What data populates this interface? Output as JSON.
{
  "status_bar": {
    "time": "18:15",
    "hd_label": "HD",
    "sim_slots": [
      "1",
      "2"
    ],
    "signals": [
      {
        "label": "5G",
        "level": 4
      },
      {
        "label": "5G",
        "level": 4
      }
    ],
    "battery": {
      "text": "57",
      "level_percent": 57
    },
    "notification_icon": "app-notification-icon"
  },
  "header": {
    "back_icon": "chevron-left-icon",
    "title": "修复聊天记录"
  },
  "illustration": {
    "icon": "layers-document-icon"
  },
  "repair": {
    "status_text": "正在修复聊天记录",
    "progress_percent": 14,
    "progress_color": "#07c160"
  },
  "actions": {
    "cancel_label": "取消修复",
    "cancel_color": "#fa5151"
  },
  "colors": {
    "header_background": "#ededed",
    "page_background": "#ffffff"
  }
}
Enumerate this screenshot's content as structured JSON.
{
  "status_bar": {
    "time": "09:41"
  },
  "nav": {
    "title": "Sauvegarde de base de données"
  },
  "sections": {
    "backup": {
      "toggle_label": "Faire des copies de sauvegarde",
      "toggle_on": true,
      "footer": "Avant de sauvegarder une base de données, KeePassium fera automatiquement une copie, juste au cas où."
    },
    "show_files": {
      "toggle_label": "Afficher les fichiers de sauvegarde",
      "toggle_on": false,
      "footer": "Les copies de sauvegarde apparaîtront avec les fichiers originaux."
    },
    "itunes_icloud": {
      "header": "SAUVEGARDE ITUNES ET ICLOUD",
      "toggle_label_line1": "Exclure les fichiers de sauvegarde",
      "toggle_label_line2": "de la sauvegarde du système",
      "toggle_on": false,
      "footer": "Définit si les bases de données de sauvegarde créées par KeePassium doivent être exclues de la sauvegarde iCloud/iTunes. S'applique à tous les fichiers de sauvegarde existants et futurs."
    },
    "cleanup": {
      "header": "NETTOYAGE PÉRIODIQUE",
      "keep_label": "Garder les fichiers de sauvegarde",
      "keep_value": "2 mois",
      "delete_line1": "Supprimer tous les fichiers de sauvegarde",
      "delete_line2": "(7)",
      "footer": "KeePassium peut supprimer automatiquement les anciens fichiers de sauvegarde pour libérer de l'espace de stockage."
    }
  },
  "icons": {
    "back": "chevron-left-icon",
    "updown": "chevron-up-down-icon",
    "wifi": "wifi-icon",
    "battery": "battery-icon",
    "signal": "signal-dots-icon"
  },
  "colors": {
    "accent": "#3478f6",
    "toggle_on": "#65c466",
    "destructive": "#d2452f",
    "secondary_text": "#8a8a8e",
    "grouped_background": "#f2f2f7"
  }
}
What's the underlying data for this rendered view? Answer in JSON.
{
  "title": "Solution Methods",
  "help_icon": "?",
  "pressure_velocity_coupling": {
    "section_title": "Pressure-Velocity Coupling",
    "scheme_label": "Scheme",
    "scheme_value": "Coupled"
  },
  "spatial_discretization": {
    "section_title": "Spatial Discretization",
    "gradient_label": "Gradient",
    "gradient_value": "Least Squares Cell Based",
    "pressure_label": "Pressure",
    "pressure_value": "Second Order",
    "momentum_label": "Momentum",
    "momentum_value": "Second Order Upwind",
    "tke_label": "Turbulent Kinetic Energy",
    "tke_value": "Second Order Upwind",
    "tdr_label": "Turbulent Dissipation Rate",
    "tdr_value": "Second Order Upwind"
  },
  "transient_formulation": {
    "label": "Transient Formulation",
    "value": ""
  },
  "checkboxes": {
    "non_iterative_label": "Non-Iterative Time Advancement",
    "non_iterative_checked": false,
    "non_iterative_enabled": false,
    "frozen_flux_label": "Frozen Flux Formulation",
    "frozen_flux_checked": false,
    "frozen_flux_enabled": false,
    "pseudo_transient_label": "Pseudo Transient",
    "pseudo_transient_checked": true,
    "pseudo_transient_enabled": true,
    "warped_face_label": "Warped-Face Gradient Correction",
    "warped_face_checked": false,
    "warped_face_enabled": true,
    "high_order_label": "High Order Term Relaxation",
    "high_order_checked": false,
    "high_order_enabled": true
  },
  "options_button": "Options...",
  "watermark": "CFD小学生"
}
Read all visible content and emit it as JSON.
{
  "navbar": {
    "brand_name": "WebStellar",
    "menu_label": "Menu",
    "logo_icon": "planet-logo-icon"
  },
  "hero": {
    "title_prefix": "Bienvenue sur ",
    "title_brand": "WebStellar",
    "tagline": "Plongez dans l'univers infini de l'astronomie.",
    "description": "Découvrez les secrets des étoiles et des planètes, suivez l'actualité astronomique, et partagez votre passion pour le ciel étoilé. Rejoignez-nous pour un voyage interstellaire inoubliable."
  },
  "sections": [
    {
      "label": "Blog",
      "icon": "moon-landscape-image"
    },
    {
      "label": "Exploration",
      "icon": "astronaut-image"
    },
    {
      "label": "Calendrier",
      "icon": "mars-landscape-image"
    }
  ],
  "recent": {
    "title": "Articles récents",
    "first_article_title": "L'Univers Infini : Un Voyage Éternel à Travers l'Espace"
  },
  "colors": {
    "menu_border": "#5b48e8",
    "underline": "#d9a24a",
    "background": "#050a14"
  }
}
***
Your goal:
Write all of the records out again exactly.

Result below:
What data populates this interface? Output as JSON.
{
  "status_bar": {
    "time": "18:15",
    "hd_label": "HD",
    "sim_slots": [
      "1",
      "2"
    ],
    "signals": [
      {
        "label": "5G",
        "level": 4
      },
      {
        "label": "5G",
        "level": 4
      }
    ],
    "battery": {
      "text": "57",
      "level_percent": 57
    },
    "notification_icon": "app-notification-icon"
  },
  "header": {
    "back_icon": "chevron-left-icon",
    "title": "修复聊天记录"
  },
  "illustration": {
    "icon": "layers-document-icon"
  },
  "repair": {
    "status_text": "正在修复聊天记录",
    "progress_percent": 14,
    "progress_color": "#07c160"
  },
  "actions": {
    "cancel_label": "取消修复",
    "cancel_color": "#fa5151"
  },
  "colors": {
    "header_background": "#ededed",
    "page_background": "#ffffff"
  }
}
Enumerate this screenshot's content as structured JSON.
{
  "status_bar": {
    "time": "09:41"
  },
  "nav": {
    "title": "Sauvegarde de base de données"
  },
  "sections": {
    "backup": {
      "toggle_label": "Faire des copies de sauvegarde",
      "toggle_on": true,
      "footer": "Avant de sauvegarder une base de données, KeePassium fera automatiquement une copie, juste au cas où."
    },
    "show_files": {
      "toggle_label": "Afficher les fichiers de sauvegarde",
      "toggle_on": false,
      "footer": "Les copies de sauvegarde apparaîtront avec les fichiers originaux."
    },
    "itunes_icloud": {
      "header": "SAUVEGARDE ITUNES ET ICLOUD",
      "toggle_label_line1": "Exclure les fichiers de sauvegarde",
      "toggle_label_line2": "de la sauvegarde du système",
      "toggle_on": false,
      "footer": "Définit si les bases de données de sauvegarde créées par KeePassium doivent être exclues de la sauvegarde iCloud/iTunes. S'applique à tous les fichiers de sauvegarde existants et futurs."
    },
    "cleanup": {
      "header": "NETTOYAGE PÉRIODIQUE",
      "keep_label": "Garder les fichiers de sauvegarde",
      "keep_value": "2 mois",
      "delete_line1": "Supprimer tous les fichiers de sauvegarde",
      "delete_line2": "(7)",
      "footer": "KeePassium peut supprimer automatiquement les anciens fichiers de sauvegarde pour libérer de l'espace de stockage."
    }
  },
  "icons": {
    "back": "chevron-left-icon",
    "updown": "chevron-up-down-icon",
    "wifi": "wifi-icon",
    "battery": "battery-icon",
    "signal": "signal-dots-icon"
  },
  "colors": {
    "accent": "#3478f6",
    "toggle_on": "#65c466",
    "destructive": "#d2452f",
    "secondary_text": "#8a8a8e",
    "grouped_background": "#f2f2f7"
  }
}
What's the underlying data for this rendered view? Answer in JSON.
{
  "title": "Solution Methods",
  "help_icon": "?",
  "pressure_velocity_coupling": {
    "section_title": "Pressure-Velocity Coupling",
    "scheme_label": "Scheme",
    "scheme_value": "Coupled"
  },
  "spatial_discretization": {
    "section_title": "Spatial Discretization",
    "gradient_label": "Gradient",
    "gradient_value": "Least Squares Cell Based",
    "pressure_label": "Pressure",
    "pressure_value": "Second Order",
    "momentum_label": "Momentum",
    "momentum_value": "Second Order Upwind",
    "tke_label": "Turbulent Kinetic Energy",
    "tke_value": "Second Order Upwind",
    "tdr_label": "Turbulent Dissipation Rate",
    "tdr_value": "Second Order Upwind"
  },
  "transient_formulation": {
    "label": "Transient Formulation",
    "value": ""
  },
  "checkboxes": {
    "non_iterative_label": "Non-Iterative Time Advancement",
    "non_iterative_checked": false,
    "non_iterative_enabled": false,
    "frozen_flux_label": "Frozen Flux Formulation",
    "frozen_flux_checked": false,
    "frozen_flux_enabled": false,
    "pseudo_transient_label": "Pseudo Transient",
    "pseudo_transient_checked": true,
    "pseudo_transient_enabled": true,
    "warped_face_label": "Warped-Face Gradient Correction",
    "warped_face_checked": false,
    "warped_face_enabled": true,
    "high_order_label": "High Order Term Relaxation",
    "high_order_checked": false,
    "high_order_enabled": true
  },
  "options_button": "Options...",
  "watermark": "CFD小学生"
}
Read all visible content and emit it as JSON.
{
  "navbar": {
    "brand_name": "WebStellar",
    "menu_label": "Menu",
    "logo_icon": "planet-logo-icon"
  },
  "hero": {
    "title_prefix": "Bienvenue sur ",
    "title_brand": "WebStellar",
    "tagline": "Plongez dans l'univers infini de l'astronomie.",
    "description": "Découvrez les secrets des étoiles et des planètes, suivez l'actualité astronomique, et partagez votre passion pour le ciel étoilé. Rejoignez-nous pour un voyage interstellaire inoubliable."
  },
  "sections": [
    {
      "label": "Blog",
      "icon": "moon-landscape-image"
    },
    {
      "label": "Exploration",
      "icon": "astronaut-image"
    },
    {
      "label": "Calendrier",
      "icon": "mars-landscape-image"
    }
  ],
  "recent": {
    "title": "Articles récents",
    "first_article_title": "L'Univers Infini : Un Voyage Éternel à Travers l'Espace"
  },
  "colors": {
    "menu_border": "#5b48e8",
    "underline": "#d9a24a",
    "background": "#050a14"
  }
}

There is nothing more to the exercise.